TASK TO CARRY OUT =>
Your answer should be a single number: the count of lines that hold the word "gtinv".

>> start EXTRACTED RECORDS

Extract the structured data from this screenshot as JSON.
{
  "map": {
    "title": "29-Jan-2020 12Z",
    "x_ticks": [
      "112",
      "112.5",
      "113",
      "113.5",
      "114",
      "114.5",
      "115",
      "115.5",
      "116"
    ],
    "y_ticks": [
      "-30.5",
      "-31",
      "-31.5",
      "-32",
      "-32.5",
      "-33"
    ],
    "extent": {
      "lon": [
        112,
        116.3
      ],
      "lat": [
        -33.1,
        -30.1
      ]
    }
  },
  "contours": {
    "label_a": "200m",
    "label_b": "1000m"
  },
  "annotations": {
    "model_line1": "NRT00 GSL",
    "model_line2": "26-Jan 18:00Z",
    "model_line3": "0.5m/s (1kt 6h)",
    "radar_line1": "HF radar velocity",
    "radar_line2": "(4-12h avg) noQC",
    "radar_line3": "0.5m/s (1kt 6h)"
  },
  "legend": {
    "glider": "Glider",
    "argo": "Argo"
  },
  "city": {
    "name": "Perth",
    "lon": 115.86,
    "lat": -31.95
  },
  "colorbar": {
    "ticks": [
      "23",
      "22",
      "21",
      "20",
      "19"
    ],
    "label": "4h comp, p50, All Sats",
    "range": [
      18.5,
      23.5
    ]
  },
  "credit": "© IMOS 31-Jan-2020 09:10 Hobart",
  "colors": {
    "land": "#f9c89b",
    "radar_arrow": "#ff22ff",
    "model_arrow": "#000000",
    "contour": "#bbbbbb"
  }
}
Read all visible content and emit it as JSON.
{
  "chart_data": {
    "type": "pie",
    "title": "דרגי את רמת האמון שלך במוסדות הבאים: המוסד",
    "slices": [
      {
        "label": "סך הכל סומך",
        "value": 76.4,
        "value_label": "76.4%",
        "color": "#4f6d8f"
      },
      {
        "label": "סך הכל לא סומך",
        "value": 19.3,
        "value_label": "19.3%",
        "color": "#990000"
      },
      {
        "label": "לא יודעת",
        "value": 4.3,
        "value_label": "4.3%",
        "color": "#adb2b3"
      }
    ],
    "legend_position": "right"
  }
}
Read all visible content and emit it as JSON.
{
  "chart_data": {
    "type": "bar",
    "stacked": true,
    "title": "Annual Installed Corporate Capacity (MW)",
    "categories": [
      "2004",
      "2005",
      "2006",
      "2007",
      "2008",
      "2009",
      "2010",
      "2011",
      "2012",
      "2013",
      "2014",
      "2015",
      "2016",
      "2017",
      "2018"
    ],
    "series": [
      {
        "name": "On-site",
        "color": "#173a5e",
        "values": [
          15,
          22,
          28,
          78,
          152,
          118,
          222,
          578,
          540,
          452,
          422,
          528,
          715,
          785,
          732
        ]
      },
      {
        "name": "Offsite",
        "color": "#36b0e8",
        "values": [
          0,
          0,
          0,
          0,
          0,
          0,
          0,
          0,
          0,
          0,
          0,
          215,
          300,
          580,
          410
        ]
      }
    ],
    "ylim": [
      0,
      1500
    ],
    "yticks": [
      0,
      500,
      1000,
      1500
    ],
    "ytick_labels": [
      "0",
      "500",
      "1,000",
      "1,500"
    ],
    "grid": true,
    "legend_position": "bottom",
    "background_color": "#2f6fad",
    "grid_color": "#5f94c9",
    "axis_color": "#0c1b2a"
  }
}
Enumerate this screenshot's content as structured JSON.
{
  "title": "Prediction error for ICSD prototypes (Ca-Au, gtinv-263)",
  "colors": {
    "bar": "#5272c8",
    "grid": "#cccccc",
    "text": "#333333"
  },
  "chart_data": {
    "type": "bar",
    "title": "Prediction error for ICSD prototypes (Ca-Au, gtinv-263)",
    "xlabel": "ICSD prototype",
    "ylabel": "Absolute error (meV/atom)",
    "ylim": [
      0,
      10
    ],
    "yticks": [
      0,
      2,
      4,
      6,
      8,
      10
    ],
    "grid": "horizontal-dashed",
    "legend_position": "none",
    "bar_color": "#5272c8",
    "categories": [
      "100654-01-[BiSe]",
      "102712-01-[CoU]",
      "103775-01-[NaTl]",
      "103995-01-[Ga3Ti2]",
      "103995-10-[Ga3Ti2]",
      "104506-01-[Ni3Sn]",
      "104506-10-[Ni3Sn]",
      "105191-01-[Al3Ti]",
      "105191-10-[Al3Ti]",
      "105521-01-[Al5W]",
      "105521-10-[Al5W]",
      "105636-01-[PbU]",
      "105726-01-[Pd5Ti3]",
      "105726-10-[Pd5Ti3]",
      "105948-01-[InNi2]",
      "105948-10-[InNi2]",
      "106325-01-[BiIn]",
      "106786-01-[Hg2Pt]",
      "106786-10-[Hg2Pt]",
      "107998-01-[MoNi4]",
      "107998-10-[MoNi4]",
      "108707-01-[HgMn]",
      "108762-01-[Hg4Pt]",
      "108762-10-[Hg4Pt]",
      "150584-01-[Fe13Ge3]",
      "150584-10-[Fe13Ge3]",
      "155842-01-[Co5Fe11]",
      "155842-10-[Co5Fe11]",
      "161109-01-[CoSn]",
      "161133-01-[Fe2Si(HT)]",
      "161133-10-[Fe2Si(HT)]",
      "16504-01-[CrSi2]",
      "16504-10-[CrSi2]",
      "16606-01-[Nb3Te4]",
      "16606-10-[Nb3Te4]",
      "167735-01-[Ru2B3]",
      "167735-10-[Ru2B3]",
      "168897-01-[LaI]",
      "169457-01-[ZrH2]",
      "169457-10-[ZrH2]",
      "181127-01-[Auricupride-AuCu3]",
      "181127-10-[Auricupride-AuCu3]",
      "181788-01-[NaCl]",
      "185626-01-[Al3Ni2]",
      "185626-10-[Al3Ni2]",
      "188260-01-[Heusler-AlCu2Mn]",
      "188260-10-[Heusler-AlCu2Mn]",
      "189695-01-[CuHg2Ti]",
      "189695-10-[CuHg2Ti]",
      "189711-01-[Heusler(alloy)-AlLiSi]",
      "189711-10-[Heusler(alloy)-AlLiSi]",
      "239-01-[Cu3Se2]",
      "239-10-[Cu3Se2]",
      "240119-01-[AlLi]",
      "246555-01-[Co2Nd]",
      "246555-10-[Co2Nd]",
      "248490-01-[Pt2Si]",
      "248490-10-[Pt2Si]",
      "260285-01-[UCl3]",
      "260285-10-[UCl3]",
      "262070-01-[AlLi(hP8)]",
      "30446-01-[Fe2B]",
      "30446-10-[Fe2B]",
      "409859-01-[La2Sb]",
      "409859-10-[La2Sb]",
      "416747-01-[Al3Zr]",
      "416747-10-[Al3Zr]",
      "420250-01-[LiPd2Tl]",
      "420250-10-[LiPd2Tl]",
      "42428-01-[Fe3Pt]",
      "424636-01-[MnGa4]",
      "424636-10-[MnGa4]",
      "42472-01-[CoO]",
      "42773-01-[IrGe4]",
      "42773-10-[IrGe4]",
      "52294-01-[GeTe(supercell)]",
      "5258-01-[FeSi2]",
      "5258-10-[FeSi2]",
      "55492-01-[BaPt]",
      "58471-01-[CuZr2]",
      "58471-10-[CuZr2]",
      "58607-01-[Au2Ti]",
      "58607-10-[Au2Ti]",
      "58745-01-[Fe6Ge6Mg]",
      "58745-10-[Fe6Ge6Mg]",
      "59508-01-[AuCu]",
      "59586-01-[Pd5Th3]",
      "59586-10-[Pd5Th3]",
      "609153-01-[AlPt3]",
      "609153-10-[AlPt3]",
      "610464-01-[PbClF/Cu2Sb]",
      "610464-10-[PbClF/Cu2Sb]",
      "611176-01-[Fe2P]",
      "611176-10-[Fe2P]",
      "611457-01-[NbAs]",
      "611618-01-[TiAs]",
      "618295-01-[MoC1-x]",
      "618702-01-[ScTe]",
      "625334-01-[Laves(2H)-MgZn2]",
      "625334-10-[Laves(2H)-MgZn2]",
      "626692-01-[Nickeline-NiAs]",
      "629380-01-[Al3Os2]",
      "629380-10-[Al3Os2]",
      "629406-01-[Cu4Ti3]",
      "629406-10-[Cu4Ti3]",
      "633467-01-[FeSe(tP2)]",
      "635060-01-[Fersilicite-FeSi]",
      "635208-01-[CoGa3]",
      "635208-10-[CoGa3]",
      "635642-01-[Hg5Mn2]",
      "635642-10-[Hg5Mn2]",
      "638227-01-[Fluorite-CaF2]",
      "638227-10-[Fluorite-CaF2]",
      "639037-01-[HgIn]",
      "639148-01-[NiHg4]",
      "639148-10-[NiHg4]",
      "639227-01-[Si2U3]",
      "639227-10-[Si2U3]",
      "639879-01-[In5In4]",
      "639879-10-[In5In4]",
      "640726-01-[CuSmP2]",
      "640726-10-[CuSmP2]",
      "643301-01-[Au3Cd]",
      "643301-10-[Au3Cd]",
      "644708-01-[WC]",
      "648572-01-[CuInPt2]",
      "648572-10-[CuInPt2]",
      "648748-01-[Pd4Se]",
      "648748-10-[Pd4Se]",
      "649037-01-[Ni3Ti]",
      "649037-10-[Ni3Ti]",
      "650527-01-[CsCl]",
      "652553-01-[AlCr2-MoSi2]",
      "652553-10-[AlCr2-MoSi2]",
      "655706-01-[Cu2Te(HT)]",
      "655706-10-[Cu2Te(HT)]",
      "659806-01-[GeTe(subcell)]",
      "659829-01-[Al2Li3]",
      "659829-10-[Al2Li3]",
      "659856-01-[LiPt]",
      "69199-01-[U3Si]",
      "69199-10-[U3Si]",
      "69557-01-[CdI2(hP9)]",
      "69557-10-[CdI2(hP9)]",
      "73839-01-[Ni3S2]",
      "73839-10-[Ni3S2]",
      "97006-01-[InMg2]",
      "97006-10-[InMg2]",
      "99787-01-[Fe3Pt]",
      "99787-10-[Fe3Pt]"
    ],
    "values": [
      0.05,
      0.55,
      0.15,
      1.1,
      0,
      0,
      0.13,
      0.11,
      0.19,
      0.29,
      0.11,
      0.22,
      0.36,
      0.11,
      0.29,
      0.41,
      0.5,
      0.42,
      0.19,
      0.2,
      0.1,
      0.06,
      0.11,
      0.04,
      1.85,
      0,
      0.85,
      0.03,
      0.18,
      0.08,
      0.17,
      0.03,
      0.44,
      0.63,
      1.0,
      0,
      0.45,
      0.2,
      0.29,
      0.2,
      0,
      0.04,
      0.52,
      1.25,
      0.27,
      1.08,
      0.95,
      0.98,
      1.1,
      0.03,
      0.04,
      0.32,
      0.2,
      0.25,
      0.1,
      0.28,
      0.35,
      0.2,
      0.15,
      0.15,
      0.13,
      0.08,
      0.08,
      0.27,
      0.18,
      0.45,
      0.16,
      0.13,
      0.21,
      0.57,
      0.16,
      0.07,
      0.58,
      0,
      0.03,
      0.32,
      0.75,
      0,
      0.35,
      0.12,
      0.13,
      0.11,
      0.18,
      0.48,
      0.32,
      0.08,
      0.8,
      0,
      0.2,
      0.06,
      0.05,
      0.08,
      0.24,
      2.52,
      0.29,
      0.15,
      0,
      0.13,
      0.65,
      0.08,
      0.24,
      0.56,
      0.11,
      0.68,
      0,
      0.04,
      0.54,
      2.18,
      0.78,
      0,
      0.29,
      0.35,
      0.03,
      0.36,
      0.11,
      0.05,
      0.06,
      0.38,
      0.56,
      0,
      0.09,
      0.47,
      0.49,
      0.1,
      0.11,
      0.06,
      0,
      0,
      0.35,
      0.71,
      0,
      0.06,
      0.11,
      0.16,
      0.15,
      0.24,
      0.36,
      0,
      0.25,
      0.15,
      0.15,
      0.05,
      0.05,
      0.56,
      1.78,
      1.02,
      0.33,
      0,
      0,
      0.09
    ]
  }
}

>> end EXTRACTED RECORDS

WRITTEN RESPONSE =>
2